Search the material for the string "снова", then return every line where it is found.

─── Data provided ───

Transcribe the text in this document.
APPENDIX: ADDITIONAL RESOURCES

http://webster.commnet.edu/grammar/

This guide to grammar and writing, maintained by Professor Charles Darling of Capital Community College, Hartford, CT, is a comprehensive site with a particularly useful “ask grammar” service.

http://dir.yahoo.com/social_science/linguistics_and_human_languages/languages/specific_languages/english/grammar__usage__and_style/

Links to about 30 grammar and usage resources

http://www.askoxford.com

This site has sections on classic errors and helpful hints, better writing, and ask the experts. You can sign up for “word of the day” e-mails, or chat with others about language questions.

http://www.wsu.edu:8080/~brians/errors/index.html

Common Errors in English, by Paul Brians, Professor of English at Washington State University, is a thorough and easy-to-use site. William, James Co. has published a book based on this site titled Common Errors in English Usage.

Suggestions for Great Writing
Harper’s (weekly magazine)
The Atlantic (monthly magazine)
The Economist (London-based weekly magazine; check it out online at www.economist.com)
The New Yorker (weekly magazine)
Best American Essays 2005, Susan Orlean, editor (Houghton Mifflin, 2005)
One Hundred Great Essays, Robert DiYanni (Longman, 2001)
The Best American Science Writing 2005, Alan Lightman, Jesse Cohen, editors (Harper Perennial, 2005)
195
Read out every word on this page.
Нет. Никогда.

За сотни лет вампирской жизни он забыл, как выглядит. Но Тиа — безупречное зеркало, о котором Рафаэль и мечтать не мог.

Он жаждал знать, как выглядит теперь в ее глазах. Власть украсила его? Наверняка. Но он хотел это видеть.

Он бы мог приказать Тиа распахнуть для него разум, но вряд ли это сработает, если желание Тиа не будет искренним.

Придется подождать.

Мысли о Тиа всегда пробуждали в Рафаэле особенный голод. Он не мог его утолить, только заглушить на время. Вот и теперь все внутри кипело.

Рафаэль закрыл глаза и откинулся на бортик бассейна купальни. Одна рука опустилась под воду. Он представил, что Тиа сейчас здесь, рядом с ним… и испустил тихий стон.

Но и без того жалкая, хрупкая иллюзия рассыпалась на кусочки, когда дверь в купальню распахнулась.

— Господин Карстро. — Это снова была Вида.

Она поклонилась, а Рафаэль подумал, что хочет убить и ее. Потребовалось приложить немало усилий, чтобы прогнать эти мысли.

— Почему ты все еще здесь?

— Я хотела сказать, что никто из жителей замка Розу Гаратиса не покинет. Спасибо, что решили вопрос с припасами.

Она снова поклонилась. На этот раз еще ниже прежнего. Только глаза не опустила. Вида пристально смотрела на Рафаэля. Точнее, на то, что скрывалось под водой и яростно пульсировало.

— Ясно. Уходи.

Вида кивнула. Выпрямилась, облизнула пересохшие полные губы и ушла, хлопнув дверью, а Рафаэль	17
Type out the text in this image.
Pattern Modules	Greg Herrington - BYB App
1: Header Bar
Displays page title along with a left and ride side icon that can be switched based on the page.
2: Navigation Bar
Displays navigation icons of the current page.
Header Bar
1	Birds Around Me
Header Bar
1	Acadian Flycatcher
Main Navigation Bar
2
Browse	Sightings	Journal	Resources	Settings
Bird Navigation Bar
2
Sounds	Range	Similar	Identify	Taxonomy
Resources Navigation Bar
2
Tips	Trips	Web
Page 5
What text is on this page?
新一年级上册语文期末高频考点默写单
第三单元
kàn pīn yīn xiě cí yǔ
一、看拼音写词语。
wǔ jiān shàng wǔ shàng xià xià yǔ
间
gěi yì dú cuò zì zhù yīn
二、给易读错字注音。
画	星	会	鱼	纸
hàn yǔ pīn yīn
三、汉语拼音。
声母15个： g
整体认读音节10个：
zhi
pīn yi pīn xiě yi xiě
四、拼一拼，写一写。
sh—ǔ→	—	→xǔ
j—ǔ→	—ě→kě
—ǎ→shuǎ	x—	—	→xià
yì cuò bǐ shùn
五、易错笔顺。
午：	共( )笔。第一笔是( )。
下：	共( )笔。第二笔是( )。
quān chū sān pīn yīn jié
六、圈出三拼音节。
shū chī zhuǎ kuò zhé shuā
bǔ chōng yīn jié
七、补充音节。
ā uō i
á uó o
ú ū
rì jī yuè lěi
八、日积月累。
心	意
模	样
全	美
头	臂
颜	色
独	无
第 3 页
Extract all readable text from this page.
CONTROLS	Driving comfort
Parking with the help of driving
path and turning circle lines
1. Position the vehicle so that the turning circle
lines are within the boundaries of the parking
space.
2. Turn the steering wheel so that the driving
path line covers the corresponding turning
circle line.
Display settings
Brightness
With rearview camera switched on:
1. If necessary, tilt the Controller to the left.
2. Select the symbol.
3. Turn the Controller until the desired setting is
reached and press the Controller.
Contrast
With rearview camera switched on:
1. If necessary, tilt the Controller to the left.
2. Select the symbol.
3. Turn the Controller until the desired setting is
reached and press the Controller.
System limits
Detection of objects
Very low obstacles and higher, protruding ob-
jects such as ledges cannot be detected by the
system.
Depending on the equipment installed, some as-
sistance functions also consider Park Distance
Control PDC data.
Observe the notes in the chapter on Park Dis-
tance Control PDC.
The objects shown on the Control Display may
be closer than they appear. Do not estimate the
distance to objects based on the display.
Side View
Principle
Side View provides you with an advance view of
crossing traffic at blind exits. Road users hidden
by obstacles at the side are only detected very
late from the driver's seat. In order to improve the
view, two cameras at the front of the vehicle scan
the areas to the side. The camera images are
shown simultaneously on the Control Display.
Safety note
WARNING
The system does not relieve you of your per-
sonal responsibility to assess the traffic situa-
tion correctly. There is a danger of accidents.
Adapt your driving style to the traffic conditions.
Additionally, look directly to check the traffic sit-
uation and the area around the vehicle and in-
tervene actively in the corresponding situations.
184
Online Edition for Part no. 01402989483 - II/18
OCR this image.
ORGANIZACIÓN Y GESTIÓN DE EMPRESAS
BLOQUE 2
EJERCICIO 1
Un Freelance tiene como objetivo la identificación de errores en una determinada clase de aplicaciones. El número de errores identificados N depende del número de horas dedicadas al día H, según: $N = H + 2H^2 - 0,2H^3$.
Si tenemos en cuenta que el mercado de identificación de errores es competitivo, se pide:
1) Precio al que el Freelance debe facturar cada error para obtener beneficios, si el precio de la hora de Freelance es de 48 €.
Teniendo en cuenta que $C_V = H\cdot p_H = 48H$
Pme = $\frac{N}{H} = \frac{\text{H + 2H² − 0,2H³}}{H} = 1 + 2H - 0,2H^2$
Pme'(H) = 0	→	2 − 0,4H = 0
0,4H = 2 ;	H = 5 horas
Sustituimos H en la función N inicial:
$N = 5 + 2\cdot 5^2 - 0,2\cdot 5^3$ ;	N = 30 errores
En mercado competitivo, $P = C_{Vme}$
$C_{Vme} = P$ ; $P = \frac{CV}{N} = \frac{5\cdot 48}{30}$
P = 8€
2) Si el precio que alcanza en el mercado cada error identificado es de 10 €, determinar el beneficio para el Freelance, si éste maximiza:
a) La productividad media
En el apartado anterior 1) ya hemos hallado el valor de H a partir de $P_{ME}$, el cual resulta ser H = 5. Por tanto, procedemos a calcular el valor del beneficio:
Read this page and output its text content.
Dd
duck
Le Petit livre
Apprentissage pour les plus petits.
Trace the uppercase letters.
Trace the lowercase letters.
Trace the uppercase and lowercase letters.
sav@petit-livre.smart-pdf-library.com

───

(Written answer):
— Господин Карстро. — Это снова была Вида.
Она снова поклонилась. На этот раз еще ниже прежнего. Только глаза не опустила. Вида пристально смотрела на Рафаэля. Точнее, на то, что скрывалось под водой и яростно пульсировало.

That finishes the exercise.